»»

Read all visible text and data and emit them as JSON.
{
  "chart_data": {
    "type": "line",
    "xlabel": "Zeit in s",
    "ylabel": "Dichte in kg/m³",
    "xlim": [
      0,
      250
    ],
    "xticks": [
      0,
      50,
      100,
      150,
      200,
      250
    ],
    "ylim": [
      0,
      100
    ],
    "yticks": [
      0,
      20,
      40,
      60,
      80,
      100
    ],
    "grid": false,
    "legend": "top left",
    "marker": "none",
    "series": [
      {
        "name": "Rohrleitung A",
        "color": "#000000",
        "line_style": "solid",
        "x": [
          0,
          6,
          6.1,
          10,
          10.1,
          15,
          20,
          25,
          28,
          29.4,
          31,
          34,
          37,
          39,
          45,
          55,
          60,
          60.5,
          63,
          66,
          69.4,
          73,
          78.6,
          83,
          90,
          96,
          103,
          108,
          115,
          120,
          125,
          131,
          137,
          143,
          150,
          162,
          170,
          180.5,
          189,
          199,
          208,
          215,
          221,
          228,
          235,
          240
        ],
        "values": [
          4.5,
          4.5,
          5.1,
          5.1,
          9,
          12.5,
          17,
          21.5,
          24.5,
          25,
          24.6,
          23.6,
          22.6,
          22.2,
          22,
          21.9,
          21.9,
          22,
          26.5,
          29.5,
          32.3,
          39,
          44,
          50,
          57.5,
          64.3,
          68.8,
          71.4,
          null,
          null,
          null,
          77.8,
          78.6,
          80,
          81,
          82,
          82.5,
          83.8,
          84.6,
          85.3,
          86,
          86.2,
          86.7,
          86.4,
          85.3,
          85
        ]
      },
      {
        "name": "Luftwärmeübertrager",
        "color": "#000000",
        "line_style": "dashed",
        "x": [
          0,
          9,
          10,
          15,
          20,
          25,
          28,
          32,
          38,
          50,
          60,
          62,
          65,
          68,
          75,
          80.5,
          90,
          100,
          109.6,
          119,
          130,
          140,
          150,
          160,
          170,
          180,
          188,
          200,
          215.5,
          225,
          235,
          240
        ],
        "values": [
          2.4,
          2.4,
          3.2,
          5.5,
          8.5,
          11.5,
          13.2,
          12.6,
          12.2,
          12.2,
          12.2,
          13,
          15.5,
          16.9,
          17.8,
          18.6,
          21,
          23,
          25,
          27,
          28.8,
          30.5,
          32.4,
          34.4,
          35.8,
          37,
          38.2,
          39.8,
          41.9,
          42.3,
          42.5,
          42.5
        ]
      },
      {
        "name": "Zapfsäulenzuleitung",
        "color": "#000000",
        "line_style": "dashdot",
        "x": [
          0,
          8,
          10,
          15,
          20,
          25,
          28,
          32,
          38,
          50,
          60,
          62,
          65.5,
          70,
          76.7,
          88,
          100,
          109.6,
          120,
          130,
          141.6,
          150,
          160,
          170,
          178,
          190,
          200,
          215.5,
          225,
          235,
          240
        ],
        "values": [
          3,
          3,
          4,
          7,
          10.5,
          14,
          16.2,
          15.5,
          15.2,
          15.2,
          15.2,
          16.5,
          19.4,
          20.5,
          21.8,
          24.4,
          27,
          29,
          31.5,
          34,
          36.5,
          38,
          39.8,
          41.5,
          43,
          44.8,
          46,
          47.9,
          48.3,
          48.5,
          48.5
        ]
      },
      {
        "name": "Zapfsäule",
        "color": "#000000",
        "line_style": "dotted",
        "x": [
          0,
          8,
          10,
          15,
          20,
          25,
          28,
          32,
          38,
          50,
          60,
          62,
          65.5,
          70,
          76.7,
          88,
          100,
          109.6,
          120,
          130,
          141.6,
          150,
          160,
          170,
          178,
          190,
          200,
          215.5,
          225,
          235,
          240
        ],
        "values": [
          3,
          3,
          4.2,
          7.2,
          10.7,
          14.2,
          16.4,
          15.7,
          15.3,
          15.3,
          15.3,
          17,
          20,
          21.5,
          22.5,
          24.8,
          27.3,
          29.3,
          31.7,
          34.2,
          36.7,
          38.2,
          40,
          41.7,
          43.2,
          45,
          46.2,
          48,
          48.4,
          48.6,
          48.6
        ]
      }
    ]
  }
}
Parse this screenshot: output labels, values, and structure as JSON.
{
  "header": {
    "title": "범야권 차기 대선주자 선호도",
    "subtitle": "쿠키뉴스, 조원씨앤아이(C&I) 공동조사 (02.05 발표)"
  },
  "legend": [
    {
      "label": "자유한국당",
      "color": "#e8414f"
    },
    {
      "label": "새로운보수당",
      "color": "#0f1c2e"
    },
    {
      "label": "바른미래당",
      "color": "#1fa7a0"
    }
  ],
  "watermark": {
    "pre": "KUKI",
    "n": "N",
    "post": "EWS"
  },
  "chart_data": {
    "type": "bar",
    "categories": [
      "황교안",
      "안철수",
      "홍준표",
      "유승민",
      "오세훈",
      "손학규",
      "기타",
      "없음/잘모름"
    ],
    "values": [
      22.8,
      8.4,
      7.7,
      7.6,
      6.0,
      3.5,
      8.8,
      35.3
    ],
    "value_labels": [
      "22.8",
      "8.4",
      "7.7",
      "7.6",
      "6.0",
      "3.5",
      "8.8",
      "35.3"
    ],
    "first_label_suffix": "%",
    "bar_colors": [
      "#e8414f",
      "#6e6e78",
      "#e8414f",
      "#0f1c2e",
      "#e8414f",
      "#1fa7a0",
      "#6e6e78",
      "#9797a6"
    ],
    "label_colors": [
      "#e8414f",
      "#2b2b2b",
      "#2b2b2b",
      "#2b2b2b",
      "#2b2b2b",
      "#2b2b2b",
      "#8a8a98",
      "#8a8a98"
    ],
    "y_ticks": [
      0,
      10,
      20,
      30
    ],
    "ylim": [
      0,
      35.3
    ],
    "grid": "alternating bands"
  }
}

««

Give only the number of lines in the entries above that contain the string "JSON".

• _TASK ANSWER_
2